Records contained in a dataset
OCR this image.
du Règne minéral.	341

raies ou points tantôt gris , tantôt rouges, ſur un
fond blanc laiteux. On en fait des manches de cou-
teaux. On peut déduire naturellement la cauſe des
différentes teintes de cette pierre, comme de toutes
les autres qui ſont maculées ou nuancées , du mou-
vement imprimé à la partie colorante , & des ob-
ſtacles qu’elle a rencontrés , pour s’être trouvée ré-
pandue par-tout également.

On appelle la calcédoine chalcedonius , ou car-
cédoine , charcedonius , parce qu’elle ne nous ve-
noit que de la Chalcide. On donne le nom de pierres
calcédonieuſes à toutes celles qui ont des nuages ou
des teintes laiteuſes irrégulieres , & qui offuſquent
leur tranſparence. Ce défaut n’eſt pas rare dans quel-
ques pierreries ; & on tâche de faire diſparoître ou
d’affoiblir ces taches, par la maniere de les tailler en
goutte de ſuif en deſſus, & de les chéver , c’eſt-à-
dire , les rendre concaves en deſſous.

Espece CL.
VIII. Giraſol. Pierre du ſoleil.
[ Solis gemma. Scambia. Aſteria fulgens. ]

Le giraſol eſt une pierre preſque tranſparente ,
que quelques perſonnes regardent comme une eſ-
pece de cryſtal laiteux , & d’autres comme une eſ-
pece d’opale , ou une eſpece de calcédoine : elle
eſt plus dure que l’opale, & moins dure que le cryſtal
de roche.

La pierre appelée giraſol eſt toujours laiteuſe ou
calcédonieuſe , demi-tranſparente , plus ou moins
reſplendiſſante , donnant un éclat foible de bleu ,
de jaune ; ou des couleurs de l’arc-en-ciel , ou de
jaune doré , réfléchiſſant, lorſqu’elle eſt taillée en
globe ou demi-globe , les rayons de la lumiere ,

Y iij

Objective: Return all of the entries exactly as they were supplied.

Complete output:
OCR this image.
du Règne minéral.	341

raies ou points tantôt gris , tantôt rouges, ſur un
fond blanc laiteux. On en fait des manches de cou-
teaux. On peut déduire naturellement la cauſe des
différentes teintes de cette pierre, comme de toutes
les autres qui ſont maculées ou nuancées , du mou-
vement imprimé à la partie colorante , & des ob-
ſtacles qu’elle a rencontrés , pour s’être trouvée ré-
pandue par-tout également.

On appelle la calcédoine chalcedonius , ou car-
cédoine , charcedonius , parce qu’elle ne nous ve-
noit que de la Chalcide. On donne le nom de pierres
calcédonieuſes à toutes celles qui ont des nuages ou
des teintes laiteuſes irrégulieres , & qui offuſquent
leur tranſparence. Ce défaut n’eſt pas rare dans quel-
ques pierreries ; & on tâche de faire diſparoître ou
d’affoiblir ces taches, par la maniere de les tailler en
goutte de ſuif en deſſus, & de les chéver , c’eſt-à-
dire , les rendre concaves en deſſous.

Espece CL.
VIII. Giraſol. Pierre du ſoleil.
[ Solis gemma. Scambia. Aſteria fulgens. ]

Le giraſol eſt une pierre preſque tranſparente ,
que quelques perſonnes regardent comme une eſ-
pece de cryſtal laiteux , & d’autres comme une eſ-
pece d’opale , ou une eſpece de calcédoine : elle
eſt plus dure que l’opale, & moins dure que le cryſtal
de roche.

La pierre appelée giraſol eſt toujours laiteuſe ou
calcédonieuſe , demi-tranſparente , plus ou moins
reſplendiſſante , donnant un éclat foible de bleu ,
de jaune ; ou des couleurs de l’arc-en-ciel , ou de
jaune doré , réfléchiſſant, lorſqu’elle eſt taillée en
globe ou demi-globe , les rayons de la lumiere ,

Y iij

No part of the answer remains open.